▶ [Exercise details]:
Search the listing below for the string "Peak" and show each line that contains it.

Entries taken from a collection:
┄┄┄┄┄┄

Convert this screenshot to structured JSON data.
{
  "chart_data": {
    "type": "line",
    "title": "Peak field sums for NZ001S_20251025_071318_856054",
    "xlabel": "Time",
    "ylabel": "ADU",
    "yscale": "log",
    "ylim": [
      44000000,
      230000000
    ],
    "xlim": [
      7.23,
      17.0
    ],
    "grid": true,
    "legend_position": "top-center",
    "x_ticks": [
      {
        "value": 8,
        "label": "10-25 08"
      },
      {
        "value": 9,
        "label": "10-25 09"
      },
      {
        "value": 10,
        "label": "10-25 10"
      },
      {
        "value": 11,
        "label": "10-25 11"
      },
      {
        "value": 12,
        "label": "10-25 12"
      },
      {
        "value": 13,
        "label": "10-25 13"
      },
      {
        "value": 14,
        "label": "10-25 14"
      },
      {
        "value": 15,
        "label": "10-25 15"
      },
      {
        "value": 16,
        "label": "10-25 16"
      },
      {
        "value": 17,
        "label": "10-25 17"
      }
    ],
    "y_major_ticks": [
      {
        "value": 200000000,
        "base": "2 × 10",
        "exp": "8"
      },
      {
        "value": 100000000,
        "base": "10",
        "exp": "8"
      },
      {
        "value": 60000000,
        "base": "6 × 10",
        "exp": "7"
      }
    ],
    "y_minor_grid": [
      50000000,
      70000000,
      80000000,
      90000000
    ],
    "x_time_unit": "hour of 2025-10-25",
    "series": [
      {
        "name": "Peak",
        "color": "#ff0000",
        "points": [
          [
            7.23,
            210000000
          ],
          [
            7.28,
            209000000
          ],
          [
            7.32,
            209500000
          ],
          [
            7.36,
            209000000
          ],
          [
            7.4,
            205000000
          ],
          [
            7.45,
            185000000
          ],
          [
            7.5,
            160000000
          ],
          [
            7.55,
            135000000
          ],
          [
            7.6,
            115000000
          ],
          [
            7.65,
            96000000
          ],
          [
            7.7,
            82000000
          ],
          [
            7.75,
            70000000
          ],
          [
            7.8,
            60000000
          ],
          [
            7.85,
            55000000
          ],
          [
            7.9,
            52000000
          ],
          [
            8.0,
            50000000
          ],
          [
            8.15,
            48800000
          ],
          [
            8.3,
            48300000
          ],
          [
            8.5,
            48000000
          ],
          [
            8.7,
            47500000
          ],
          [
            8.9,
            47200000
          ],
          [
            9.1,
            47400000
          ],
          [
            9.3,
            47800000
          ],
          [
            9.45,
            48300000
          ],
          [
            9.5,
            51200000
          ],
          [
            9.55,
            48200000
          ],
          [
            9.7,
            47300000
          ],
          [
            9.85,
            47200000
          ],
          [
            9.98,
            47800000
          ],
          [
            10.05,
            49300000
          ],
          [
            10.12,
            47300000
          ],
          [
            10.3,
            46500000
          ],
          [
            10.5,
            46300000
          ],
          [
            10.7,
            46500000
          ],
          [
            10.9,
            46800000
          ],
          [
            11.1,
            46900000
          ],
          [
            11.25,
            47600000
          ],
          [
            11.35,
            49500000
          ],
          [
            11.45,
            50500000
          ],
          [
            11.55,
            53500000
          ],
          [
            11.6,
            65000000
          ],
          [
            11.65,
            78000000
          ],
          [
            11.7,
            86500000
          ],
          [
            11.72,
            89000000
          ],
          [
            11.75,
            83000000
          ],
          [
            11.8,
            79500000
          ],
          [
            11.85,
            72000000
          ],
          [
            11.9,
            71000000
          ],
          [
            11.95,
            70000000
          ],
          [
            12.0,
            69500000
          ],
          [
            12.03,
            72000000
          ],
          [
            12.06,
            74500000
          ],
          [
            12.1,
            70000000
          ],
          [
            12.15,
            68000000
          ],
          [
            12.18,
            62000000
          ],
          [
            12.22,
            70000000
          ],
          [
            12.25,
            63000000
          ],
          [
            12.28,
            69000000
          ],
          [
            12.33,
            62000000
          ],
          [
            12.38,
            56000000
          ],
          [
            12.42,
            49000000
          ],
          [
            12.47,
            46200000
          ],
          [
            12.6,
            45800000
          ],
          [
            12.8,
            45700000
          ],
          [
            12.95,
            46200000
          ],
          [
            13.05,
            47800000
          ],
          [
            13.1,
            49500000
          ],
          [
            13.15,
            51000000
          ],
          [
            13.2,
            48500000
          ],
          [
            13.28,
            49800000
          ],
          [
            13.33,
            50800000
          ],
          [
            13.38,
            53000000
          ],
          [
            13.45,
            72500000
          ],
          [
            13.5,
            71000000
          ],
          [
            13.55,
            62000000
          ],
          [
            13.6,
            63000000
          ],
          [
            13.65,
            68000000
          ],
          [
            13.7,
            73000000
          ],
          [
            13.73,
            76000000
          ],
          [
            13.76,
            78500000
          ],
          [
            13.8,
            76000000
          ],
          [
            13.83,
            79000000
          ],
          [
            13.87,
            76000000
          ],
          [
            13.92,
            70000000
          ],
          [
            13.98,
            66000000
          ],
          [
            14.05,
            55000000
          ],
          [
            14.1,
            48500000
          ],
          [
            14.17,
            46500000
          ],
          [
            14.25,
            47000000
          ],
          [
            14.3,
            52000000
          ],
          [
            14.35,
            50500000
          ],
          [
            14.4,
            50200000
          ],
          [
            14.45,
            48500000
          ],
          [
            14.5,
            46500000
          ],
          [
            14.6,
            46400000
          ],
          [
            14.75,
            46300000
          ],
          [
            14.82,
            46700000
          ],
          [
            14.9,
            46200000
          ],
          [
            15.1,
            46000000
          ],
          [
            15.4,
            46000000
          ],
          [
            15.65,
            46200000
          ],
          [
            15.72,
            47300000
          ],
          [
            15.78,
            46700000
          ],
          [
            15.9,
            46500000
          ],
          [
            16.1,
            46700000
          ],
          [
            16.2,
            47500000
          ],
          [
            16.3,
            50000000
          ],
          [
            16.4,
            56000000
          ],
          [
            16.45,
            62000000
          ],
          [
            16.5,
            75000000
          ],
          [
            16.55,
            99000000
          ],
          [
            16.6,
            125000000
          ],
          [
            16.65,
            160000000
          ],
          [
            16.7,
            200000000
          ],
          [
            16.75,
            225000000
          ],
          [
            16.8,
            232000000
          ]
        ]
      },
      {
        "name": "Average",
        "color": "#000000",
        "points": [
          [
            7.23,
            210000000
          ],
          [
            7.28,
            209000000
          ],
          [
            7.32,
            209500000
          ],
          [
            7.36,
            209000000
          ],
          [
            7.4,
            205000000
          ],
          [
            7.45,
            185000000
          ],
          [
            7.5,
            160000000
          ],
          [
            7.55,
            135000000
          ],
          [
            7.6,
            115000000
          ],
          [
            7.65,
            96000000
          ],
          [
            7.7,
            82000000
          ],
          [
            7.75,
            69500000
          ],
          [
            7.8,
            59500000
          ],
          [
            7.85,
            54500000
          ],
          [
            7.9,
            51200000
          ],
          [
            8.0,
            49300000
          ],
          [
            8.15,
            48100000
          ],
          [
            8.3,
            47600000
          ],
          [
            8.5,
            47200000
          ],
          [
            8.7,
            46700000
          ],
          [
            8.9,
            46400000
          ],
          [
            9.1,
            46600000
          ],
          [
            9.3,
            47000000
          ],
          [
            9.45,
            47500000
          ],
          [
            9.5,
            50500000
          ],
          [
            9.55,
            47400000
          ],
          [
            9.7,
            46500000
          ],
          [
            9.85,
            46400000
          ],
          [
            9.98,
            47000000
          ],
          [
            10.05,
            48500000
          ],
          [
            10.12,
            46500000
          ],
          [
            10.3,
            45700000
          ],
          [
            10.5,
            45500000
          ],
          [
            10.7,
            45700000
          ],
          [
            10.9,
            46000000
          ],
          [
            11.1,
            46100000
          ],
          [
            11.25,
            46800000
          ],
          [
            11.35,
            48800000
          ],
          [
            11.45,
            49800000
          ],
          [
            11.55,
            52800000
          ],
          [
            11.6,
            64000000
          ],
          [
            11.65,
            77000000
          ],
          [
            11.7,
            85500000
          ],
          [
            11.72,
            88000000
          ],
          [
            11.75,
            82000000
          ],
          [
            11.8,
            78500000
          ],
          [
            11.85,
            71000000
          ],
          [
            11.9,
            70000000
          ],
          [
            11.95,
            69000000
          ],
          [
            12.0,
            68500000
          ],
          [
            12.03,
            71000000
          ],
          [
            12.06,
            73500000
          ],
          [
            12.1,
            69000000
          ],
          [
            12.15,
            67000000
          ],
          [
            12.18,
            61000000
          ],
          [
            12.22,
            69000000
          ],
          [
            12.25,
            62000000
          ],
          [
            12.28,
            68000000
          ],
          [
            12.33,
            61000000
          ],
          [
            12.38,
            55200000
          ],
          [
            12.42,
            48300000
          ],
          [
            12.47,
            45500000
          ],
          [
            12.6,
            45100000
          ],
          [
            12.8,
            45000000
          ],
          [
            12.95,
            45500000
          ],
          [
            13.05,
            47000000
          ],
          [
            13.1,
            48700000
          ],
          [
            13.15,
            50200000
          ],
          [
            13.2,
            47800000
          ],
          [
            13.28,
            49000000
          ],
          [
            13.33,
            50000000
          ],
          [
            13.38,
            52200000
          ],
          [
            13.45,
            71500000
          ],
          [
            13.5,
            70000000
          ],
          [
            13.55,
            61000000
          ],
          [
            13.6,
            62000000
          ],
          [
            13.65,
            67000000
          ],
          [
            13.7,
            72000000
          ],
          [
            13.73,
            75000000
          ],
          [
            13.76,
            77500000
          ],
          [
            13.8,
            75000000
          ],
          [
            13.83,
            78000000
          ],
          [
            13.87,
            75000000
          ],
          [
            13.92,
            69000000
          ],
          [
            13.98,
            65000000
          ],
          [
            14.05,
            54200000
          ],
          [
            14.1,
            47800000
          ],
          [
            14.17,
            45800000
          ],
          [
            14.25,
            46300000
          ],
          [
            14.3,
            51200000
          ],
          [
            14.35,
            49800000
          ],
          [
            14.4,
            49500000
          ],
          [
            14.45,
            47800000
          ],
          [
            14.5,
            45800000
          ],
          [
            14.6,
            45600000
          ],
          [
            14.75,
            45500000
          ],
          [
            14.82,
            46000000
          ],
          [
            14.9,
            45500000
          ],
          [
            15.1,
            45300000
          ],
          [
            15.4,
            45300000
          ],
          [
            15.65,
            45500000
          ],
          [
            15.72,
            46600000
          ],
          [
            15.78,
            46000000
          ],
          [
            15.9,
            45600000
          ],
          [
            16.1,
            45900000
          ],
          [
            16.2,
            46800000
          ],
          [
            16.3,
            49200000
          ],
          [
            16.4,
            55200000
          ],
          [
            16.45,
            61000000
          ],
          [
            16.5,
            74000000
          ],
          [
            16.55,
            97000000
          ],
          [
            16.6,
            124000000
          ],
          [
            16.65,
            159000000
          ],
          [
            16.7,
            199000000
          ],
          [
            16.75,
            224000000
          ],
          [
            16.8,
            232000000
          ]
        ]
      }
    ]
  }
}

┄┄┄┄┄┄

▶ [Exercise solution]:
    "title": "Peak field sums for NZ001S_20251025_071318_856054",
        "name": "Peak",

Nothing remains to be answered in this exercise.